[[ PAGE TEXT open ]]

- Education: Purdue University (BS) Stanford University (MS)
- Occupations: Journalist, director, producer

= Bob Bowdon =

American broadcast journalist

Bob Bowdon is an American longtime broadcast journalist who is the executive director of ChoiceMedia.TV, an investigative video website devoted to education reform. He is a champion of school choice, charter schools, vouchers, merit pay, and other types of education reform.

==Early life and education==
He holds a B.S. in mechanical engineering from Purdue University and an M.S. in industrial engineering from Stanford University.

==Career==
Early in his career he worked as an account executive and technical specialist for AT&T Computer Systems, for which he served on the national account team for American Express, AT&T's second largest corporate customer.

He worked as a location scout and location assistant for the feature film Hangin' with the Homeboys, produced by New Line Cinema and filmed in New York City.

[[ PAGE TEXT closed ]]
[[ ENTRIES SHOWN open ]]

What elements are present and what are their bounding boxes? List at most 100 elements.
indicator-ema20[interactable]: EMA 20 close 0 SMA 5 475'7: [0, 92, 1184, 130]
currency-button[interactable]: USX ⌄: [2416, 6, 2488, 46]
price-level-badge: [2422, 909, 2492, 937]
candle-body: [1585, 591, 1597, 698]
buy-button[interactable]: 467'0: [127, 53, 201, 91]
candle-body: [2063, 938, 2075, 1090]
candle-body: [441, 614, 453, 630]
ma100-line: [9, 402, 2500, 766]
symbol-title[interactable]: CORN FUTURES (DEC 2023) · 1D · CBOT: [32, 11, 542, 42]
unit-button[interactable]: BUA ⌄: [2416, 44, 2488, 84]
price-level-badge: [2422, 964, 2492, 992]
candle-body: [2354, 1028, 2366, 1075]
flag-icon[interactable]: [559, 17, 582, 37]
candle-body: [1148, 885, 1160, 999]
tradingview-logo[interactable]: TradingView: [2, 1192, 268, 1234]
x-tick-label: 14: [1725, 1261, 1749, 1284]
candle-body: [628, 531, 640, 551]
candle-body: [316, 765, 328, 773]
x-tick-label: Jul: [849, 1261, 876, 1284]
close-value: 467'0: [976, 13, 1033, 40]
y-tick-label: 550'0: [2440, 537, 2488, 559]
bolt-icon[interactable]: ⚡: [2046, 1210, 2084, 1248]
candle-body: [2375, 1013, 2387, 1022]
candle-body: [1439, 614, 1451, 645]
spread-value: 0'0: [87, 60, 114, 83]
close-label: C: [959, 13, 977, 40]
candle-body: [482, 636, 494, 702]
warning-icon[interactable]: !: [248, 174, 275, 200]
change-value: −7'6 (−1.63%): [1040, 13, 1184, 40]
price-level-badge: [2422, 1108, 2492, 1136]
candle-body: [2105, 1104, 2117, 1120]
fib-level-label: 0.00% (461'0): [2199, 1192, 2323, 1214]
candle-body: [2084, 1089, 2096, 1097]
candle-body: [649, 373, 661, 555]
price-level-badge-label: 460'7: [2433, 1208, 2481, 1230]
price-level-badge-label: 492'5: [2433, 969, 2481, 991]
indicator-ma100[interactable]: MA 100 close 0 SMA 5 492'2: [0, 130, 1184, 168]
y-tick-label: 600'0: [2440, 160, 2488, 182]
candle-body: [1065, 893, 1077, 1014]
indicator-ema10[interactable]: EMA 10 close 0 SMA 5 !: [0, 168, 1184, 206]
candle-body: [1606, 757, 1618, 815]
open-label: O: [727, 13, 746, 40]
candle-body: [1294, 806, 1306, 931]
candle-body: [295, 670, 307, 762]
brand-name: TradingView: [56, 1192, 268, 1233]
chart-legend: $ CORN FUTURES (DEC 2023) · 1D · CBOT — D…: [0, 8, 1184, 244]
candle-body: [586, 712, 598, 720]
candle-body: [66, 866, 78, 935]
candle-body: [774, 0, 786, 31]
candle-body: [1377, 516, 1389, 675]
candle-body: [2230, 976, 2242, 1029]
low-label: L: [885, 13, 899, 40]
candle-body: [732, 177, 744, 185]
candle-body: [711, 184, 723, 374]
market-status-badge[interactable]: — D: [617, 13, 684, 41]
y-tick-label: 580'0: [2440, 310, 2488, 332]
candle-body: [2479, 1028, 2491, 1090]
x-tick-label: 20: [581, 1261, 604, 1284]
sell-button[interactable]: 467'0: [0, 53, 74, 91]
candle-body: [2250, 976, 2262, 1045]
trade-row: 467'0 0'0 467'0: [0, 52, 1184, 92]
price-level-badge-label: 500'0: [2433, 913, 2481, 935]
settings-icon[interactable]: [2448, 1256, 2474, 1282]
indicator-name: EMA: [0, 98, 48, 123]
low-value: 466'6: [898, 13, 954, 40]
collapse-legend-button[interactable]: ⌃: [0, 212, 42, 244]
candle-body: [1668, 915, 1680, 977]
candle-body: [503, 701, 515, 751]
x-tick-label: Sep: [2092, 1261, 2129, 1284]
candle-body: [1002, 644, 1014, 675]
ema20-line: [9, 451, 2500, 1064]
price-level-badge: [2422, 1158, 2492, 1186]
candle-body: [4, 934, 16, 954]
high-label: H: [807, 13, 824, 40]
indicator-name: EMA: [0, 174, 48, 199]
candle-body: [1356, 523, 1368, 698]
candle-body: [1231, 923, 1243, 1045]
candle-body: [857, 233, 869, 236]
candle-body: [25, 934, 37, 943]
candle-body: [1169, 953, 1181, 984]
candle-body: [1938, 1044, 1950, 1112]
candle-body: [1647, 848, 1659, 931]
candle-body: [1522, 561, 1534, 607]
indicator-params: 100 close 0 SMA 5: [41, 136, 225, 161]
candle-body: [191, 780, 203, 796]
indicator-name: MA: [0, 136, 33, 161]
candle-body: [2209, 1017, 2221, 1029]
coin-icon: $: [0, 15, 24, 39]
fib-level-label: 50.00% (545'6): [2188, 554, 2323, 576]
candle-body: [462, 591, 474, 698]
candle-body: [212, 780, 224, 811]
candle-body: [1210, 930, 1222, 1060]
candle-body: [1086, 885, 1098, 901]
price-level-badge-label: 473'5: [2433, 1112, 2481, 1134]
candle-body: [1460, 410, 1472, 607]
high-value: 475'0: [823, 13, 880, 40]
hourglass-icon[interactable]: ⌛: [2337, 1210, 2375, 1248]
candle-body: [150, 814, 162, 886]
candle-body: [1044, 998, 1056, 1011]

[[ ENTRIES SHOWN closed ]]

Reproduce the Bob Bowdon biography verbatim, starting at "- Occupations: Journalist, director, producer" and continuing down to "of education reform.".

- Occupations: Journalist, director, producer

= Bob Bowdon =

American broadcast journalist

Bob Bowdon is an American longtime broadcast journalist who is the executive director of ChoiceMedia.TV, an investigative video website devoted to education reform. He is a champion of school choice, charter schools, vouchers, merit pay, and other types of education reform.